» **Dataset records**:

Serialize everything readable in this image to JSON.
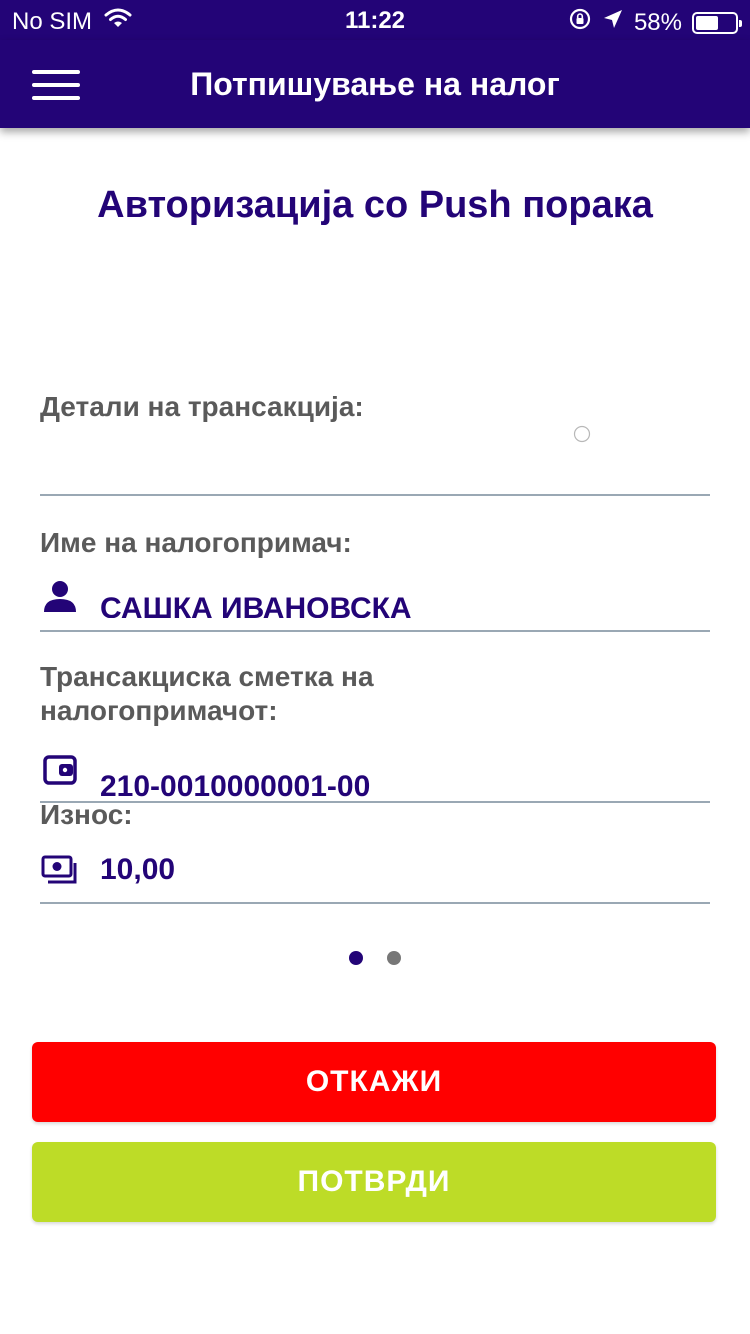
{
  "status_bar": {
    "carrier": "No SIM",
    "time": "11:22",
    "battery_percent": "58%",
    "battery_level": 0.58,
    "icons": [
      "wifi-icon",
      "orientation-lock-icon",
      "location-arrow-icon",
      "battery-icon"
    ]
  },
  "header": {
    "title": "Потпишување на налог",
    "menu_icon": "hamburger-menu-icon"
  },
  "page": {
    "heading": "Авторизација со Push порака"
  },
  "transaction": {
    "details_label": "Детали на трансакција:",
    "details_value": "",
    "recipient_name_label": "Име на налогопримач:",
    "recipient_name_value": "САШКА ИВАНОВСКА",
    "recipient_account_label_line1": "Трансакциска сметка на",
    "recipient_account_label_line2": "налогопримачот:",
    "recipient_account_value": "210-0010000001-00",
    "amount_label": "Износ:",
    "amount_value": "10,00",
    "icons": {
      "recipient": "person-icon",
      "account": "wallet-icon",
      "amount": "money-icon"
    }
  },
  "pager": {
    "page_count": 2,
    "active_index": 0
  },
  "actions": {
    "cancel_label": "ОТКАЖИ",
    "confirm_label": "ПОТВРДИ"
  },
  "colors": {
    "primary": "#230477",
    "cancel": "#ff0000",
    "confirm": "#bddc27",
    "label_gray": "#5a5a5a",
    "divider": "#9aa8b4",
    "dot_inactive": "#777777"
  }
}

» **Aim of the task**: Reproduce the material word for word, minus the images.

» **Answer for this exercise**:
Serialize everything readable in this image to JSON.
{
  "status_bar": {
    "carrier": "No SIM",
    "time": "11:22",
    "battery_percent": "58%",
    "battery_level": 0.58,
    "icons": [
      "wifi-icon",
      "orientation-lock-icon",
      "location-arrow-icon",
      "battery-icon"
    ]
  },
  "header": {
    "title": "Потпишување на налог",
    "menu_icon": "hamburger-menu-icon"
  },
  "page": {
    "heading": "Авторизација со Push порака"
  },
  "transaction": {
    "details_label": "Детали на трансакција:",
    "details_value": "",
    "recipient_name_label": "Име на налогопримач:",
    "recipient_name_value": "САШКА ИВАНОВСКА",
    "recipient_account_label_line1": "Трансакциска сметка на",
    "recipient_account_label_line2": "налогопримачот:",
    "recipient_account_value": "210-0010000001-00",
    "amount_label": "Износ:",
    "amount_value": "10,00",
    "icons": {
      "recipient": "person-icon",
      "account": "wallet-icon",
      "amount": "money-icon"
    }
  },
  "pager": {
    "page_count": 2,
    "active_index": 0
  },
  "actions": {
    "cancel_label": "ОТКАЖИ",
    "confirm_label": "ПОТВРДИ"
  },
  "colors": {
    "primary": "#230477",
    "cancel": "#ff0000",
    "confirm": "#bddc27",
    "label_gray": "#5a5a5a",
    "divider": "#9aa8b4",
    "dot_inactive": "#777777"
  }
}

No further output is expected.